**GIVEN TASK:** What lines of the data hold the string "JSON"? Pull each one out.

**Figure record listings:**

• • • • • • •

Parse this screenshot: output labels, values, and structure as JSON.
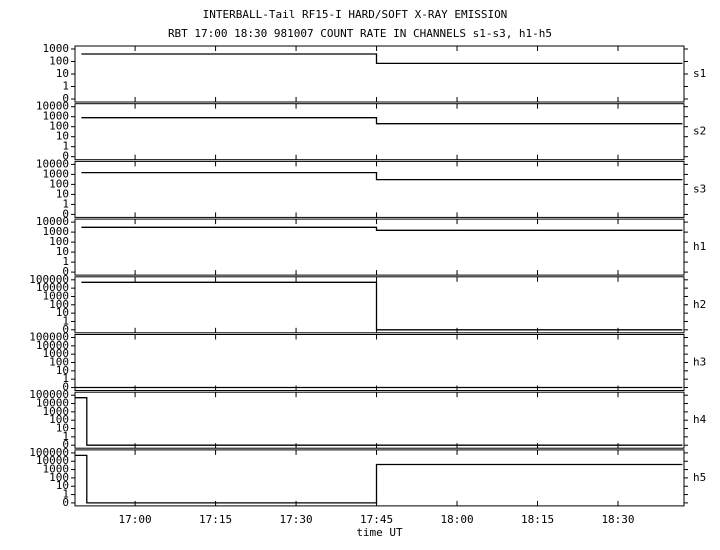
{
  "chart_data": [
    {
      "type": "line",
      "title": "INTERBALL-Tail RF15-I HARD/SOFT X-RAY EMISSION",
      "subtitle": "RBT 17:00 18:30 981007  COUNT RATE IN CHANNELS s1-s3, h1-h5",
      "label": "s1",
      "yscale": "log",
      "xlim": [
        1008.8,
        1122.3
      ],
      "ylim": [
        0,
        1000
      ],
      "yticks": [
        0,
        1,
        10,
        100,
        1000
      ],
      "series": [
        {
          "color": "#000000",
          "x": [
            1010,
            1065,
            1065,
            1122
          ],
          "values": [
            400,
            400,
            70,
            70
          ]
        }
      ]
    },
    {
      "type": "line",
      "label": "s2",
      "yscale": "log",
      "xlim": [
        1008.8,
        1122.3
      ],
      "ylim": [
        0,
        10000
      ],
      "yticks": [
        0,
        1,
        10,
        100,
        1000,
        10000
      ],
      "series": [
        {
          "color": "#000000",
          "x": [
            1010,
            1065,
            1065,
            1122
          ],
          "values": [
            800,
            800,
            200,
            200
          ]
        }
      ]
    },
    {
      "type": "line",
      "label": "s3",
      "yscale": "log",
      "xlim": [
        1008.8,
        1122.3
      ],
      "ylim": [
        0,
        10000
      ],
      "yticks": [
        0,
        1,
        10,
        100,
        1000,
        10000
      ],
      "series": [
        {
          "color": "#000000",
          "x": [
            1010,
            1065,
            1065,
            1122
          ],
          "values": [
            1500,
            1500,
            300,
            300
          ]
        }
      ]
    },
    {
      "type": "line",
      "label": "h1",
      "yscale": "log",
      "xlim": [
        1008.8,
        1122.3
      ],
      "ylim": [
        0,
        10000
      ],
      "yticks": [
        0,
        1,
        10,
        100,
        1000,
        10000
      ],
      "series": [
        {
          "color": "#000000",
          "x": [
            1010,
            1065,
            1065,
            1122
          ],
          "values": [
            3000,
            3000,
            1500,
            1500
          ]
        }
      ]
    },
    {
      "type": "line",
      "label": "h2",
      "yscale": "log",
      "xlim": [
        1008.8,
        1122.3
      ],
      "ylim": [
        0,
        100000
      ],
      "yticks": [
        0,
        1,
        10,
        100,
        1000,
        10000,
        100000
      ],
      "series": [
        {
          "color": "#000000",
          "x": [
            1010,
            1065,
            1065,
            1122
          ],
          "values": [
            50000,
            50000,
            0,
            0
          ]
        }
      ]
    },
    {
      "type": "line",
      "label": "h3",
      "yscale": "log",
      "xlim": [
        1008.8,
        1122.3
      ],
      "ylim": [
        0,
        100000
      ],
      "yticks": [
        0,
        1,
        10,
        100,
        1000,
        10000,
        100000
      ],
      "series": [
        {
          "color": "#000000",
          "x": [
            1008.8,
            1122
          ],
          "values": [
            0,
            0
          ]
        }
      ]
    },
    {
      "type": "line",
      "label": "h4",
      "yscale": "log",
      "xlim": [
        1008.8,
        1122.3
      ],
      "ylim": [
        0,
        100000
      ],
      "yticks": [
        0,
        1,
        10,
        100,
        1000,
        10000,
        100000
      ],
      "series": [
        {
          "color": "#000000",
          "x": [
            1008.8,
            1011,
            1011,
            1122
          ],
          "values": [
            50000,
            50000,
            0,
            0
          ]
        }
      ]
    },
    {
      "type": "line",
      "label": "h5",
      "yscale": "log",
      "xlabel": "time UT",
      "xlim": [
        1008.8,
        1122.3
      ],
      "ylim": [
        0,
        100000
      ],
      "yticks": [
        0,
        1,
        10,
        100,
        1000,
        10000,
        100000
      ],
      "xticks": [
        {
          "value": 1020,
          "label": "17:00"
        },
        {
          "value": 1035,
          "label": "17:15"
        },
        {
          "value": 1050,
          "label": "17:30"
        },
        {
          "value": 1065,
          "label": "17:45"
        },
        {
          "value": 1080,
          "label": "18:00"
        },
        {
          "value": 1095,
          "label": "18:15"
        },
        {
          "value": 1110,
          "label": "18:30"
        }
      ],
      "series": [
        {
          "color": "#000000",
          "x": [
            1008.8,
            1011,
            1011,
            1065,
            1065,
            1122
          ],
          "values": [
            50000,
            50000,
            0,
            0,
            4000,
            4000
          ]
        }
      ]
    }
  ]
}
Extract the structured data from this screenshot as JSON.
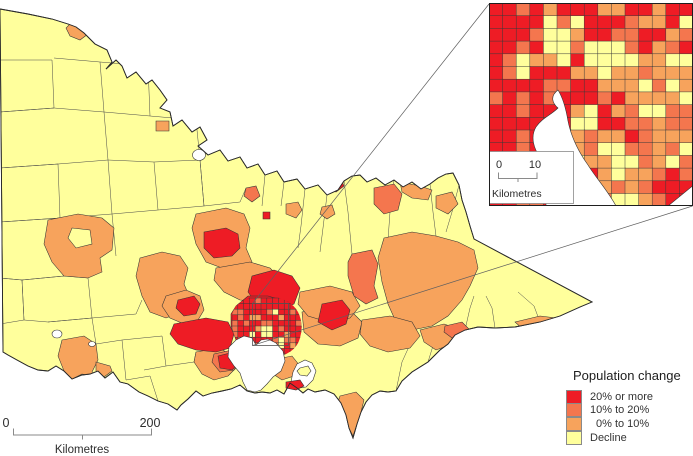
{
  "colors": {
    "category_20_plus": "#EE1C25",
    "category_10_20": "#F4764E",
    "category_0_10": "#F7A35C",
    "category_decline": "#FFFF9C",
    "water": "#FFFFFF",
    "boundary": "#3a3a3a",
    "connector_line": "#5f5f5f"
  },
  "legend": {
    "title": "Population change",
    "items": [
      {
        "label": "20% or more",
        "color": "#EE1C25"
      },
      {
        "label": "10% to 20%",
        "color": "#F4764E"
      },
      {
        "label": "0% to 10%",
        "color": "#F7A35C"
      },
      {
        "label": "Decline",
        "color": "#FFFF9C"
      }
    ]
  },
  "main_scalebar": {
    "zero": "0",
    "max": "200",
    "unit": "Kilometres"
  },
  "inset_scalebar": {
    "zero": "0",
    "max": "10",
    "unit": "Kilometres"
  }
}
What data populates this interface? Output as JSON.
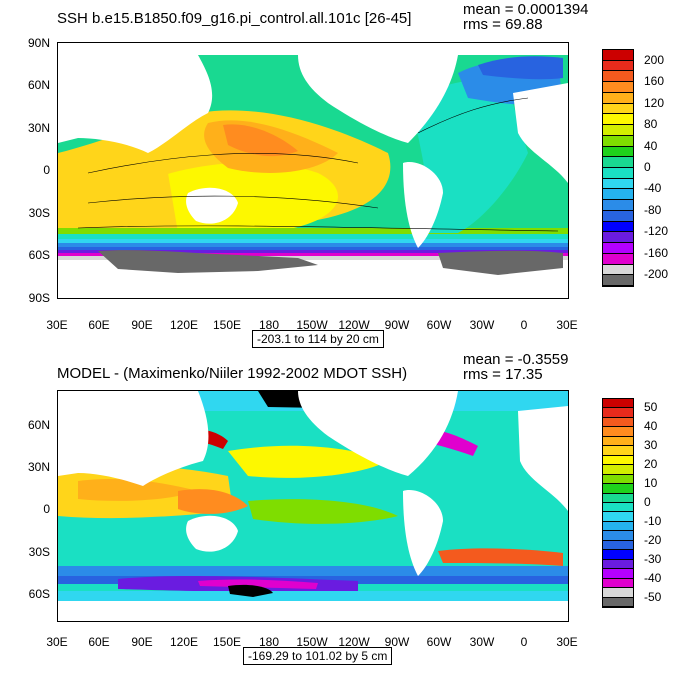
{
  "panel_top": {
    "title": "SSH b.e15.B1850.f09_g16.pi_control.all.101c [26-45]",
    "mean_label": "mean = 0.0001394",
    "rms_label": "rms = 69.88",
    "range_label": "-203.1 to 114 by 20 cm",
    "lat_labels": [
      "90N",
      "60N",
      "30N",
      "0",
      "30S",
      "60S",
      "90S"
    ],
    "lon_labels": [
      "30E",
      "60E",
      "90E",
      "120E",
      "150E",
      "180",
      "150W",
      "120W",
      "90W",
      "60W",
      "30W",
      "0",
      "30E"
    ],
    "colorbar_labels": [
      "200",
      "160",
      "120",
      "80",
      "40",
      "0",
      "-40",
      "-80",
      "-120",
      "-160",
      "-200"
    ],
    "colorbar_colors": [
      "#cc0000",
      "#e82b1c",
      "#f45a1e",
      "#ff8c1f",
      "#ffb01a",
      "#ffd51a",
      "#fdf800",
      "#d2ee00",
      "#7fdd00",
      "#1fd21c",
      "#19d991",
      "#1ae0c3",
      "#30d7f0",
      "#25b3ef",
      "#2b8ce8",
      "#2863e0",
      "#0000ff",
      "#6a1ce0",
      "#b400ff",
      "#e000ce",
      "#d8d8d8",
      "#686868"
    ]
  },
  "panel_bottom": {
    "title": "MODEL - (Maximenko/Niiler 1992-2002 MDOT SSH)",
    "mean_label": "mean = -0.3559",
    "rms_label": "rms = 17.35",
    "range_label": "-169.29 to 101.02 by 5 cm",
    "lat_labels": [
      "60N",
      "30N",
      "0",
      "30S",
      "60S"
    ],
    "lon_labels": [
      "30E",
      "60E",
      "90E",
      "120E",
      "150E",
      "180",
      "150W",
      "120W",
      "90W",
      "60W",
      "30W",
      "0",
      "30E"
    ],
    "colorbar_labels": [
      "50",
      "40",
      "30",
      "20",
      "10",
      "0",
      "-10",
      "-20",
      "-30",
      "-40",
      "-50"
    ],
    "colorbar_colors": [
      "#cc0000",
      "#e82b1c",
      "#f45a1e",
      "#ff8c1f",
      "#ffb01a",
      "#ffd51a",
      "#fdf800",
      "#d2ee00",
      "#7fdd00",
      "#1fd21c",
      "#19d991",
      "#1ae0c3",
      "#30d7f0",
      "#25b3ef",
      "#2b8ce8",
      "#2863e0",
      "#0000ff",
      "#6a1ce0",
      "#b400ff",
      "#e000ce",
      "#d8d8d8",
      "#686868"
    ]
  },
  "colors": {
    "land": "#ffffff",
    "ice_dark": "#686868",
    "ice_light": "#d8d8d8",
    "missing": "#000000"
  }
}
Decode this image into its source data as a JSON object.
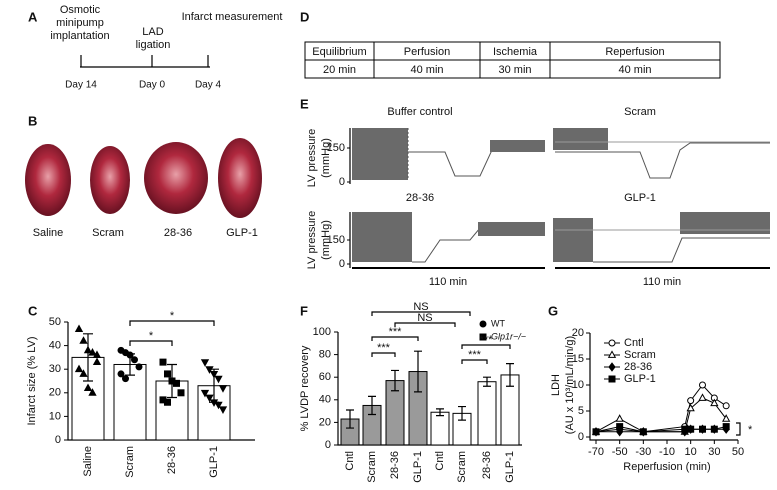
{
  "panels": {
    "A": {
      "label": "A",
      "events": [
        [
          "Osmotic",
          "minipump",
          "implantation"
        ],
        [
          "LAD",
          "ligation"
        ],
        [
          "Infarct measurement"
        ]
      ],
      "days": [
        "Day 14",
        "Day 0",
        "Day 4"
      ]
    },
    "B": {
      "label": "B",
      "groups": [
        "Saline",
        "Scram",
        "28-36",
        "GLP-1"
      ]
    },
    "D": {
      "label": "D",
      "phases": [
        [
          "Equilibrium",
          "20 min"
        ],
        [
          "Perfusion",
          "40 min"
        ],
        [
          "Ischemia",
          "30 min"
        ],
        [
          "Reperfusion",
          "40 min"
        ]
      ]
    },
    "E": {
      "label": "E",
      "titles": [
        "Buffer control",
        "Scram",
        "28-36",
        "GLP-1"
      ],
      "ylabel": [
        "LV pressure",
        "(mmHg)"
      ],
      "yticks": [
        150,
        0
      ],
      "duration": "110 min"
    }
  },
  "chart_data": [
    {
      "type": "bar",
      "panel_label": "C",
      "ylabel": "Infarct size (% LV)",
      "categories": [
        "Saline",
        "Scram",
        "28-36",
        "GLP-1"
      ],
      "values": [
        35,
        32,
        25,
        23
      ],
      "errors": [
        10,
        4.5,
        7,
        7
      ],
      "markers": [
        "triangle",
        "circle",
        "square",
        "triangle-down"
      ],
      "points": [
        [
          47,
          42,
          38,
          37,
          33,
          30,
          28,
          22,
          20,
          36
        ],
        [
          38,
          37,
          36,
          34,
          31,
          28,
          26
        ],
        [
          33,
          28,
          25,
          24,
          20,
          17,
          16
        ],
        [
          33,
          30,
          28,
          26,
          22,
          20,
          18,
          16,
          15,
          13
        ]
      ],
      "annotations": [
        "*",
        "*"
      ],
      "color": "#ffffff",
      "ylim": [
        0,
        50
      ],
      "yticks": [
        0,
        10,
        20,
        30,
        40,
        50
      ]
    },
    {
      "type": "bar",
      "panel_label": "F",
      "ylabel": "% LVDP recovery",
      "categories": [
        "Cntl",
        "Scram",
        "28-36",
        "GLP-1"
      ],
      "series": [
        {
          "name": "WT",
          "color": "#9a9a9a",
          "values": [
            23,
            35,
            57,
            65
          ],
          "errors": [
            8,
            8,
            9,
            18
          ]
        },
        {
          "name": "Glp1r−/−",
          "color": "#ffffff",
          "values": [
            29,
            28,
            56,
            62
          ],
          "errors": [
            3,
            6,
            4,
            10
          ]
        }
      ],
      "annotations": [
        "***",
        "***",
        "***",
        "***",
        "NS",
        "NS"
      ],
      "ylim": [
        0,
        100
      ],
      "yticks": [
        0,
        20,
        40,
        60,
        80,
        100
      ]
    },
    {
      "type": "line",
      "panel_label": "G",
      "ylabel": [
        "LDH",
        "(AU x 10³/mL/min/g)"
      ],
      "xlabel": "Reperfusion (min)",
      "x": [
        -70,
        -50,
        -30,
        5,
        10,
        20,
        30,
        40
      ],
      "series": [
        {
          "name": "Cntl",
          "marker": "circle",
          "filled": false,
          "values": [
            1,
            1.5,
            1,
            2,
            7,
            10,
            7.5,
            6
          ]
        },
        {
          "name": "Scram",
          "marker": "triangle",
          "filled": false,
          "values": [
            1,
            3.5,
            1,
            1,
            5.5,
            7.5,
            6.5,
            3.5
          ]
        },
        {
          "name": "28-36",
          "marker": "diamond",
          "filled": true,
          "values": [
            1,
            1,
            1,
            1,
            1.5,
            1.5,
            1.5,
            1.5
          ]
        },
        {
          "name": "GLP-1",
          "marker": "square",
          "filled": true,
          "values": [
            1,
            2,
            1,
            1.5,
            1.5,
            1.5,
            1.5,
            2
          ]
        }
      ],
      "annotations": [
        "*"
      ],
      "xlim": [
        -70,
        50
      ],
      "xticks": [
        -70,
        -50,
        -30,
        -10,
        10,
        30,
        50
      ],
      "ylim": [
        0,
        20
      ],
      "yticks": [
        0,
        5,
        10,
        15,
        20
      ]
    }
  ]
}
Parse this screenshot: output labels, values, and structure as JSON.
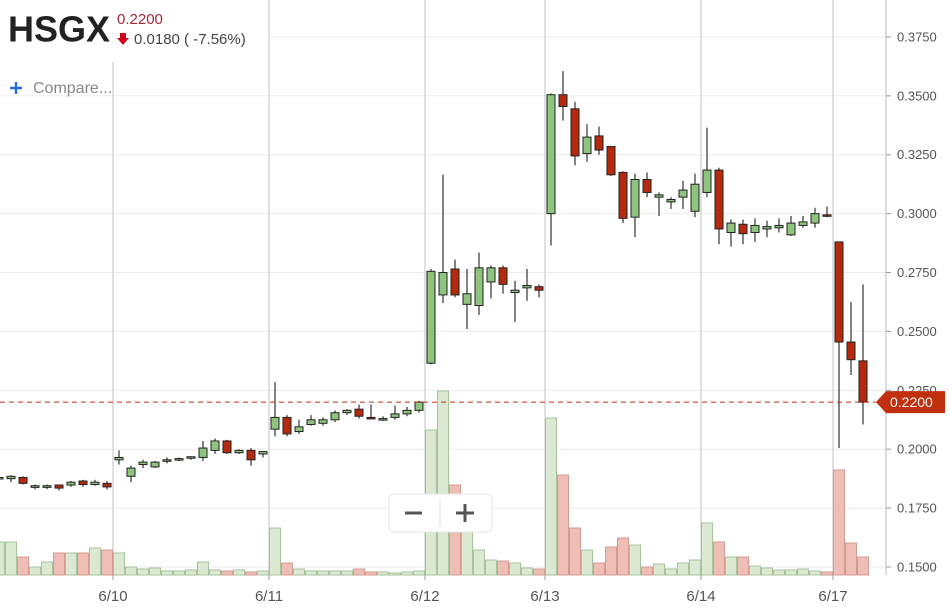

• • • • • • •

**FULL ANSWER:**
Parse this screenshot: output labels, values, and structure as JSON.
Extract the structured data from this screenshot as JSON.
What data populates this interface? Output as JSON.
Decode this image into its source data as a JSON object.
Parse this screenshot: output labels, values, and structure as JSON.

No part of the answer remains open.